> Exercise data
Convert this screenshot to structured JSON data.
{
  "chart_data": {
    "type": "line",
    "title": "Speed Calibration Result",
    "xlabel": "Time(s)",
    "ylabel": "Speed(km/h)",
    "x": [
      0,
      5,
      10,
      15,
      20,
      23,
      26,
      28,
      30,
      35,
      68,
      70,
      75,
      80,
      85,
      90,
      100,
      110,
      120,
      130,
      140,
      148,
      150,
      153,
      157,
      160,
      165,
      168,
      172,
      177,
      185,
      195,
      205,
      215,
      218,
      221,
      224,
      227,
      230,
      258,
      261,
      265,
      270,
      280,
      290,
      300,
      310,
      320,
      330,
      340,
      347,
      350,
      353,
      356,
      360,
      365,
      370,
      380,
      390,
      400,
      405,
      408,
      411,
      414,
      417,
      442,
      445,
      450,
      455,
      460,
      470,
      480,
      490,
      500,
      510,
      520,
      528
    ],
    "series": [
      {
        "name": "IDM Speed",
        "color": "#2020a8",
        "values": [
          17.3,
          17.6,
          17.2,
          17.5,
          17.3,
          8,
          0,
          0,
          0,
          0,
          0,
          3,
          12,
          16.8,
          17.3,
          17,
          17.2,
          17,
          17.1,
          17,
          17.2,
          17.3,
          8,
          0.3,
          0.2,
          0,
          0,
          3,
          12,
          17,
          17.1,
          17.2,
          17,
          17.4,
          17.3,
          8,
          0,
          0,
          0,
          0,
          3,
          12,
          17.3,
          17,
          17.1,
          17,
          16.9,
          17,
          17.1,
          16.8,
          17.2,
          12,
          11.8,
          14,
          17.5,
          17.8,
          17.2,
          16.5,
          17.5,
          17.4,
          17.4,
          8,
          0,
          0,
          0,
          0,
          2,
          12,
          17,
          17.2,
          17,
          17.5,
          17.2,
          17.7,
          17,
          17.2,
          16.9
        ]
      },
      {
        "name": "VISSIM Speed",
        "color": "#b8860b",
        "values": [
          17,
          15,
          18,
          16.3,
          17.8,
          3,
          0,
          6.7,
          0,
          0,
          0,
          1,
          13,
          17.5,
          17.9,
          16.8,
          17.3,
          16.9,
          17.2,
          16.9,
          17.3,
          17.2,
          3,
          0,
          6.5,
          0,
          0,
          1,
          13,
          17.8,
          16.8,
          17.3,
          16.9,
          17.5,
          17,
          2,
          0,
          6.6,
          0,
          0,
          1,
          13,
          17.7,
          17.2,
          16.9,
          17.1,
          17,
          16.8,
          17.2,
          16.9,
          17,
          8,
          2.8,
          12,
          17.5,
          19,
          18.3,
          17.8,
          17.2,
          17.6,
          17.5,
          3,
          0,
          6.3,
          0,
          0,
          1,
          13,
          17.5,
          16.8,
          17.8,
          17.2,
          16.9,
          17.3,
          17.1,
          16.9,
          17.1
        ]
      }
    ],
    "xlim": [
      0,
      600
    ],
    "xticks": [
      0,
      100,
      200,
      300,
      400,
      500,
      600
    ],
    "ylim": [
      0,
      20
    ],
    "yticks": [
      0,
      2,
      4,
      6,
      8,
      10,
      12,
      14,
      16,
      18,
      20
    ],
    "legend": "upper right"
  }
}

> Written request
Give the count of lines holding the word "Speed", with no other words.

> Final result
4